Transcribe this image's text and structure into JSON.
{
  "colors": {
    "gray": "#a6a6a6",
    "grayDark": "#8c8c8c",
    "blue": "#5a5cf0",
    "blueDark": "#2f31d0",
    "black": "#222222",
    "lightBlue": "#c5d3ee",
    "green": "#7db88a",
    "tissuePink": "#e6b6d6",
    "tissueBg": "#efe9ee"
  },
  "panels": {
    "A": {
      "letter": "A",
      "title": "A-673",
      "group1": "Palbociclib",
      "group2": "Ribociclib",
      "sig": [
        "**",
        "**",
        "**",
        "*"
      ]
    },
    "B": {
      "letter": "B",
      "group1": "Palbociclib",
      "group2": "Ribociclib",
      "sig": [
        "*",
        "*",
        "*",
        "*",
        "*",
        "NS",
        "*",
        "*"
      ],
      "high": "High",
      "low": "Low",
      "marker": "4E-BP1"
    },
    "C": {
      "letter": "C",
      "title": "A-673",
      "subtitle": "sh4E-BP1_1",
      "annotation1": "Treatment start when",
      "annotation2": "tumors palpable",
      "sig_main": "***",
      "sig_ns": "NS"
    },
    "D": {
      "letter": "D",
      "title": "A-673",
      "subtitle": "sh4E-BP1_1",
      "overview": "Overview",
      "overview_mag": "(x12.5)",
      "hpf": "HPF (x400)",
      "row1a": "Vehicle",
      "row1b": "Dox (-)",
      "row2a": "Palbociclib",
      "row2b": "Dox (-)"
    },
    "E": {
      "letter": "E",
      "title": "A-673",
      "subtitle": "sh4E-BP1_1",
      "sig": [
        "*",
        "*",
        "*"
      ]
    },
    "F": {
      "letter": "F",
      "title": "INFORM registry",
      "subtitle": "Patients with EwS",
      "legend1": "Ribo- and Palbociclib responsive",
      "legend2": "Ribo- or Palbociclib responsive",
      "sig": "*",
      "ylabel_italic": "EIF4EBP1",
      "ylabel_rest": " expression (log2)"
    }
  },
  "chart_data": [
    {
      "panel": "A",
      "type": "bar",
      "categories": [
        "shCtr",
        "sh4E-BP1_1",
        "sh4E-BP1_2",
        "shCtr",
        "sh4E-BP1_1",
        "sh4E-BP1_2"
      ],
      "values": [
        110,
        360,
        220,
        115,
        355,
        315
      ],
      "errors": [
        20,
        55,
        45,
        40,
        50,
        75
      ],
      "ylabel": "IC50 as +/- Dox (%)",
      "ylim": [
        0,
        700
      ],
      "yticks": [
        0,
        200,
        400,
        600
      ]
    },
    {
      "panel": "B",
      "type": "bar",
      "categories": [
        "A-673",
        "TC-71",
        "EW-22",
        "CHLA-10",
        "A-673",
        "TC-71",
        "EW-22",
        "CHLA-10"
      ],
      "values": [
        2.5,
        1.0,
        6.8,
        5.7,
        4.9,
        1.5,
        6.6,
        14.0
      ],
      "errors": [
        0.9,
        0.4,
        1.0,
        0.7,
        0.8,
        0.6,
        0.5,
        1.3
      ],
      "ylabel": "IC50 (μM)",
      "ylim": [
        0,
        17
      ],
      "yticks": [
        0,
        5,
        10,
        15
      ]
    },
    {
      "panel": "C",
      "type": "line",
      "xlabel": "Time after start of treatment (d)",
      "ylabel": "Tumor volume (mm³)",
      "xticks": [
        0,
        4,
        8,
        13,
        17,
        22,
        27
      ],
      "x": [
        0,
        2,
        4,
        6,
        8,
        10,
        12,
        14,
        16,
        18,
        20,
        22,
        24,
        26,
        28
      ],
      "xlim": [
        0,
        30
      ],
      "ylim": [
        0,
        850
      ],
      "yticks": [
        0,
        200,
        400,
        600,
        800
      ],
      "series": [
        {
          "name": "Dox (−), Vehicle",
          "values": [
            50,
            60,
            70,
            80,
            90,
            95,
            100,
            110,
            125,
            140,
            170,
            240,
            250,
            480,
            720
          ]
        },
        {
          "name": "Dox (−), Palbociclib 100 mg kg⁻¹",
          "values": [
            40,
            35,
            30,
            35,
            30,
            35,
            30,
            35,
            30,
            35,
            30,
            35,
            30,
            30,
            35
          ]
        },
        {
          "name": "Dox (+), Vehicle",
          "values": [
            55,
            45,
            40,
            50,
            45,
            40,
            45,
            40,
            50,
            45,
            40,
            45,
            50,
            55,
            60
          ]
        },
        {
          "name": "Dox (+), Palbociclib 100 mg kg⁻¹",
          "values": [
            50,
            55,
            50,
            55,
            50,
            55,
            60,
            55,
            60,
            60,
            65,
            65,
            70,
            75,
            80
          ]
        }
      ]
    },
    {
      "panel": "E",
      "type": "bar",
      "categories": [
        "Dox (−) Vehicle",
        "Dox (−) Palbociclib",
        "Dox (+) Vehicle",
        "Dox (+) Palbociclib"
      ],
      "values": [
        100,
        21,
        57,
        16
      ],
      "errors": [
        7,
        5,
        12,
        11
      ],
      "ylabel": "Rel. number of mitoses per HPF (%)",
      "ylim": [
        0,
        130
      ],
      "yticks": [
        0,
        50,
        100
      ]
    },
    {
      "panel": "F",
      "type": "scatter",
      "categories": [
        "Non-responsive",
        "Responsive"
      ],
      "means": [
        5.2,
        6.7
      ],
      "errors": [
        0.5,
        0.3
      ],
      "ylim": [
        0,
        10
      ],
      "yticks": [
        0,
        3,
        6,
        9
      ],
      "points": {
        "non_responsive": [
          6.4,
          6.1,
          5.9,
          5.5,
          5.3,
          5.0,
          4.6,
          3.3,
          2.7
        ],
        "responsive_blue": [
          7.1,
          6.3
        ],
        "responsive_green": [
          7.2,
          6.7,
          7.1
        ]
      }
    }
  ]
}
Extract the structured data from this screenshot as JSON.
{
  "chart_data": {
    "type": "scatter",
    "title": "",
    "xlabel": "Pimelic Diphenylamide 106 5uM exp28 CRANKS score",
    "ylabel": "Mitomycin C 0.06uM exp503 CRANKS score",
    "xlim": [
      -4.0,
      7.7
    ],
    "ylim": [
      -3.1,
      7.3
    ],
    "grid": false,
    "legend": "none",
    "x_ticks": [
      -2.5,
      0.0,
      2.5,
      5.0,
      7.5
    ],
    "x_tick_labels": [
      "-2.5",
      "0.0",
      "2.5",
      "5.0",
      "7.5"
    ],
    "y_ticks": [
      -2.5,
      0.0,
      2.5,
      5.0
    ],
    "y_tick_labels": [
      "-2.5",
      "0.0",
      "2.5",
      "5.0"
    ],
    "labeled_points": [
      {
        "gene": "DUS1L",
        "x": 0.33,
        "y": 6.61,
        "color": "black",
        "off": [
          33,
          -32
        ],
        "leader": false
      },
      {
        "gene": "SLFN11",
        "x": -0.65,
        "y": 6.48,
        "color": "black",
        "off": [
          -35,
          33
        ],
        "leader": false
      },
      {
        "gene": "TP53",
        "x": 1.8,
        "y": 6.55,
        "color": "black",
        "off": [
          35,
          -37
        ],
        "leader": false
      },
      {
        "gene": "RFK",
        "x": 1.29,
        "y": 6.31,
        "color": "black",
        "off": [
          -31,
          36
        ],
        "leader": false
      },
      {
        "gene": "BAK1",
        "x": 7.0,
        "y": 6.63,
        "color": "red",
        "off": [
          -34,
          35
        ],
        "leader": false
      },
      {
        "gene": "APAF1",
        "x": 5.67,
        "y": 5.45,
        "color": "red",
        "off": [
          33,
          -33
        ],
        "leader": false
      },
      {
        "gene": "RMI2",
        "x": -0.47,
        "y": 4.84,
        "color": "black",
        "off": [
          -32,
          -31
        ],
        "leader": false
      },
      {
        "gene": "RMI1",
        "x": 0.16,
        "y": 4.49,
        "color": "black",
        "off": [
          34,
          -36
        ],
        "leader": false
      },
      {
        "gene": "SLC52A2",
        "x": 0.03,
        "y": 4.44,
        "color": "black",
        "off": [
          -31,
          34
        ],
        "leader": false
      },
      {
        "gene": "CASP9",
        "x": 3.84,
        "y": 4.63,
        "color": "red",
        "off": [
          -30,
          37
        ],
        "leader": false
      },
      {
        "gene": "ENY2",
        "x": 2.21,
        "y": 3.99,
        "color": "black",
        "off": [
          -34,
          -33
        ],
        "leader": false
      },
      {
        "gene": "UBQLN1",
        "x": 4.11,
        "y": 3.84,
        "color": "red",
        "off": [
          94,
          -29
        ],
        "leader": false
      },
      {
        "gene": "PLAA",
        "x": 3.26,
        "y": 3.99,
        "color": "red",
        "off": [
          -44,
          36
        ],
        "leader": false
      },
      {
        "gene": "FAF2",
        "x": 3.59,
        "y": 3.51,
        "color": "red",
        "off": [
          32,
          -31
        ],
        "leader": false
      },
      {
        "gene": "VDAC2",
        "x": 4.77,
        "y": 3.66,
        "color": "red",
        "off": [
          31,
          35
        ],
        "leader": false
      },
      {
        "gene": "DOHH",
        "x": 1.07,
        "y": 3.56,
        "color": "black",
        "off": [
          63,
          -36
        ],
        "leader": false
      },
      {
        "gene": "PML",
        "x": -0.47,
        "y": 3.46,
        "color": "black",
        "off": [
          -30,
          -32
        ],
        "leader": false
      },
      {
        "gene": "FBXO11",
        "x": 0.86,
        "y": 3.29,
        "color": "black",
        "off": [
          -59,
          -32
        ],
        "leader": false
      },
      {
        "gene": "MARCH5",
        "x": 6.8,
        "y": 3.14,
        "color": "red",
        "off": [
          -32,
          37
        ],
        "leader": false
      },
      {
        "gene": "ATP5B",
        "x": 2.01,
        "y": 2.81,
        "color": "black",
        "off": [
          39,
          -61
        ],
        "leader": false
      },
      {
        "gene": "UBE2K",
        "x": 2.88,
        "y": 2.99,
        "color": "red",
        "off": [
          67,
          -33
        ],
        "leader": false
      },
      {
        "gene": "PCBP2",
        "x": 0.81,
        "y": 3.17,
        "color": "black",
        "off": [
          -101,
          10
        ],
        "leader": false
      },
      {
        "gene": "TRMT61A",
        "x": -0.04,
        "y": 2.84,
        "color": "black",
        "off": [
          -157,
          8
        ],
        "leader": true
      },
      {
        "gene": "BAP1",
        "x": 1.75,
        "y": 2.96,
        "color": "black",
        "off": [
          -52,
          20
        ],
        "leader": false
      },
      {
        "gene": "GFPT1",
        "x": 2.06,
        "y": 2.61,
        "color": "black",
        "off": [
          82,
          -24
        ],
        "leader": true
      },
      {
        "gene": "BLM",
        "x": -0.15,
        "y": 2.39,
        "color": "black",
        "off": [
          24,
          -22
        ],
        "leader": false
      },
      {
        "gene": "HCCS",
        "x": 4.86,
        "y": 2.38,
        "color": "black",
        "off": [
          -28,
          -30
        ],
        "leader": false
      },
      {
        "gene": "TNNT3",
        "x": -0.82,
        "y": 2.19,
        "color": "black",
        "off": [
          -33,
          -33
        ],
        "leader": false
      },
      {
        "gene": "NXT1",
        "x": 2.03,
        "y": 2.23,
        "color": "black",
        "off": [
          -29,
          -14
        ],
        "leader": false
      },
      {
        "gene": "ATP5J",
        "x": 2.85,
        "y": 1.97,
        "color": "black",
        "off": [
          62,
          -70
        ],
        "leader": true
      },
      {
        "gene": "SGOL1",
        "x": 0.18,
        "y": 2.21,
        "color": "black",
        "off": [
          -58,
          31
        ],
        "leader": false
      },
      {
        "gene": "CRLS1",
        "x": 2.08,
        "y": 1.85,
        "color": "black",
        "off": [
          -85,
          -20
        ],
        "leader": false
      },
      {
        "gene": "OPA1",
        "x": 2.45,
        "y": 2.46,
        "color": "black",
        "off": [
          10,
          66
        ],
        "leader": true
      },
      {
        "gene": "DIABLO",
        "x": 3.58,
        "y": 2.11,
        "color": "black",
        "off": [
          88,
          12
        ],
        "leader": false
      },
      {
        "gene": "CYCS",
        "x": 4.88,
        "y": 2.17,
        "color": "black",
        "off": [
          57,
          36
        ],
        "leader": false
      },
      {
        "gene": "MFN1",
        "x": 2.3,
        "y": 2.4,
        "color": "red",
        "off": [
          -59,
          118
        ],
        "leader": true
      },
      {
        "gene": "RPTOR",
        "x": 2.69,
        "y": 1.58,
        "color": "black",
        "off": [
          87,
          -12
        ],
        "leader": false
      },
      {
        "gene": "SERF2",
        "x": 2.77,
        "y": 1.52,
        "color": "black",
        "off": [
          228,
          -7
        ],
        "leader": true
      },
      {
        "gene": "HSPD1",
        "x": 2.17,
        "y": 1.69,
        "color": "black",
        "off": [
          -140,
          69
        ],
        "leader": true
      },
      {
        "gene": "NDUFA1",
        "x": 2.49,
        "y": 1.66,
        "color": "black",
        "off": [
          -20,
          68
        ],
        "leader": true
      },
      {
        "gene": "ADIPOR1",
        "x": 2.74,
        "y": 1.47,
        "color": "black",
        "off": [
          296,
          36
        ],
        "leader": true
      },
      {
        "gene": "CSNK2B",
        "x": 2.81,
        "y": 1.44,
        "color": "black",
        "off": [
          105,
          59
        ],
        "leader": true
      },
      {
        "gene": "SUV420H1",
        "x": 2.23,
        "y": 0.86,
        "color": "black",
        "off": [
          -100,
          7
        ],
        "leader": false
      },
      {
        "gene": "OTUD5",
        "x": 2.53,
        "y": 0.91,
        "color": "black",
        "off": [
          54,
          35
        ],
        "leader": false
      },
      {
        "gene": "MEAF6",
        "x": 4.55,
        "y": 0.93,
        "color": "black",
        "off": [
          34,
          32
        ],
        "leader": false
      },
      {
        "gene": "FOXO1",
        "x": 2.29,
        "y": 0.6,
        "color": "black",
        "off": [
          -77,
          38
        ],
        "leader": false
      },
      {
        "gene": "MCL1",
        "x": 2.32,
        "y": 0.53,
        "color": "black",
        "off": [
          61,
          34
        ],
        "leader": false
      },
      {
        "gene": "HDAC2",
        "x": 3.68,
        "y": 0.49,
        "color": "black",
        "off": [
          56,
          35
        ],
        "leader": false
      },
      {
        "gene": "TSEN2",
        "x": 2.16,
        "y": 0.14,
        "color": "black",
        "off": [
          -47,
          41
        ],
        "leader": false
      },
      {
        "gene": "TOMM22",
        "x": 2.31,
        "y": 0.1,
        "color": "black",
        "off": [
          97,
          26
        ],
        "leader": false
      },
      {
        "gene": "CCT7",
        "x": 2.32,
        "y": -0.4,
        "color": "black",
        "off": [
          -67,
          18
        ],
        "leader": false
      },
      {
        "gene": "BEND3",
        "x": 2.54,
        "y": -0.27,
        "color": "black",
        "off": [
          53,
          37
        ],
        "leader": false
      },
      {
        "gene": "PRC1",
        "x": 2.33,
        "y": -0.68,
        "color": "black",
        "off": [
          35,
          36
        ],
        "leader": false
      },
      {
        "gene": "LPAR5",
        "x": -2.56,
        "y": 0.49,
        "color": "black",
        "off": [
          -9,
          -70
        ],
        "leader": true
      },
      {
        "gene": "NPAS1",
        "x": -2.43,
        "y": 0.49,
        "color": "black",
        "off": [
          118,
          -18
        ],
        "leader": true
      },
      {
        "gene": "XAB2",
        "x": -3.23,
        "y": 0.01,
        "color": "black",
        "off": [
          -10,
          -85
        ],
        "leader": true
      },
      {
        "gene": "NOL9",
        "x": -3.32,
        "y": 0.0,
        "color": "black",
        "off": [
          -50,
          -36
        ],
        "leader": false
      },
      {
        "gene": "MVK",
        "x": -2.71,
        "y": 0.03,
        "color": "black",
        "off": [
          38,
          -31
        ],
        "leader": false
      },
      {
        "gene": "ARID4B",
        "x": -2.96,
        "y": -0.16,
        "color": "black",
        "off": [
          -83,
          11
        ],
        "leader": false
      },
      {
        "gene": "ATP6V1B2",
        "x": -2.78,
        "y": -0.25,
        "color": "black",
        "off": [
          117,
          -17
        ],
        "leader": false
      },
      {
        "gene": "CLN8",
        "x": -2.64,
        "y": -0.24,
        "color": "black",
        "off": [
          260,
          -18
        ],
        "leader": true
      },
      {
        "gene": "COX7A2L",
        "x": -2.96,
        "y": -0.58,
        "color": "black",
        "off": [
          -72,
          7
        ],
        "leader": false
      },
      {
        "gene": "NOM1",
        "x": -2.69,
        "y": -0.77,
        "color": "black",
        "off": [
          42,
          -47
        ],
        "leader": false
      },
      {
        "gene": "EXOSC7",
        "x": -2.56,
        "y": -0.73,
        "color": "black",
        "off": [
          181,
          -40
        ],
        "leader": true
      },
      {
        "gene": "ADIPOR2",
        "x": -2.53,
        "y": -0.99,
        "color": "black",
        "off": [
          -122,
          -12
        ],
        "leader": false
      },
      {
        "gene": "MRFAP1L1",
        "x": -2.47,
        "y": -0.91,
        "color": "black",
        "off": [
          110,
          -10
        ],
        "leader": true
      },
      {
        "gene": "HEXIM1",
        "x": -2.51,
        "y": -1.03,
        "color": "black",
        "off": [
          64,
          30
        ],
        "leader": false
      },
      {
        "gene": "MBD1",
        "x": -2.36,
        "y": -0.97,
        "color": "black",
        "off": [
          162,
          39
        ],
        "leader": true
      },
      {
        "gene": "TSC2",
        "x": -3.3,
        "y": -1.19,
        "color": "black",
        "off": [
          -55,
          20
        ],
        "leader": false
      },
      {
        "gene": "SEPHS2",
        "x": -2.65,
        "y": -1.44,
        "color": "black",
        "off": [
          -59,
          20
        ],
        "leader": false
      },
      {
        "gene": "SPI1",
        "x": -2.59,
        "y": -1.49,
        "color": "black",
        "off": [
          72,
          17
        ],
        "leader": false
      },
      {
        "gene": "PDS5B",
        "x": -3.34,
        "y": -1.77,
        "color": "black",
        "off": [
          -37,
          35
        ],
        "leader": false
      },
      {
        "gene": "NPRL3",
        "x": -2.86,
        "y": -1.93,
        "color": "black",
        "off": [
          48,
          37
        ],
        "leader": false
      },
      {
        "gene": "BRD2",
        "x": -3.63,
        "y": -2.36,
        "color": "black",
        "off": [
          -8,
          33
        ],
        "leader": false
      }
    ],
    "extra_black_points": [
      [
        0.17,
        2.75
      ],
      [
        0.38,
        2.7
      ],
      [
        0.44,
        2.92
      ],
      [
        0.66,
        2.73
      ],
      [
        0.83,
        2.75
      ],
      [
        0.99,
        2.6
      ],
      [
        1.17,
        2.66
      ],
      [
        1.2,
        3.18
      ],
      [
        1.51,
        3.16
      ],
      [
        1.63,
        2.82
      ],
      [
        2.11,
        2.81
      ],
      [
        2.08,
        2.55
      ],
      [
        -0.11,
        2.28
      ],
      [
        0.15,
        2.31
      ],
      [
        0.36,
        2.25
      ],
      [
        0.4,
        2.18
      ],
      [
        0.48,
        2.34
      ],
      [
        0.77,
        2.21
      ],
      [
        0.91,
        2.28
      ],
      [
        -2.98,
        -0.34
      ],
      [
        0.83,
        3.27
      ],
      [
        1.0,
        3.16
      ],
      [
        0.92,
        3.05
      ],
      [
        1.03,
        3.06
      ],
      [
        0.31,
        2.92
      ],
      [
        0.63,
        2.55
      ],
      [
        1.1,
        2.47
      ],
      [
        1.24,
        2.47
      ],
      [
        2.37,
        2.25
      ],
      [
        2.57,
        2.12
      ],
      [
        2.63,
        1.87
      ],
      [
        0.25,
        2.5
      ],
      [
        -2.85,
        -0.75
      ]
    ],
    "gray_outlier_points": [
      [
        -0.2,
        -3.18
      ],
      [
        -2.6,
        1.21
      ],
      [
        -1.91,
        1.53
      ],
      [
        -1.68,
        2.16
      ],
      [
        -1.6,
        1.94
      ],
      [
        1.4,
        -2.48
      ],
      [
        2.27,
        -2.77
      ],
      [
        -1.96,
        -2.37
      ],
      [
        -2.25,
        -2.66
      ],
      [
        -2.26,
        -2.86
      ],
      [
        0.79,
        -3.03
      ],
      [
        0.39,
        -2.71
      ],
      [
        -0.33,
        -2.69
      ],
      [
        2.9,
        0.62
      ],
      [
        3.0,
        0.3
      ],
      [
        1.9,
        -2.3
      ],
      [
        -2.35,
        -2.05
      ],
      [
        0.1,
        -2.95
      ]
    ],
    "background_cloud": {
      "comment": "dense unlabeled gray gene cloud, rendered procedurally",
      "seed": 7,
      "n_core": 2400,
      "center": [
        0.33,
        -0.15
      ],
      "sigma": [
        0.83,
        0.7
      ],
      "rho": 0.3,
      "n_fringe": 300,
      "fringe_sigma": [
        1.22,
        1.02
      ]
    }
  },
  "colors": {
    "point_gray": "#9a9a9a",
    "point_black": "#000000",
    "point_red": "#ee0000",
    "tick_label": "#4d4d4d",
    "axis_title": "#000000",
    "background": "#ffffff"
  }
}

________________________

* **WORK TO COMPLETE**
Whenever a line of the data includes the word "Vehicle", show that line in full.

* **EXPECTED ANSWER**
      "row1a": "Vehicle",
          "name": "Dox (−), Vehicle",
          "name": "Dox (+), Vehicle",
        "Dox (−) Vehicle",
        "Dox (+) Vehicle",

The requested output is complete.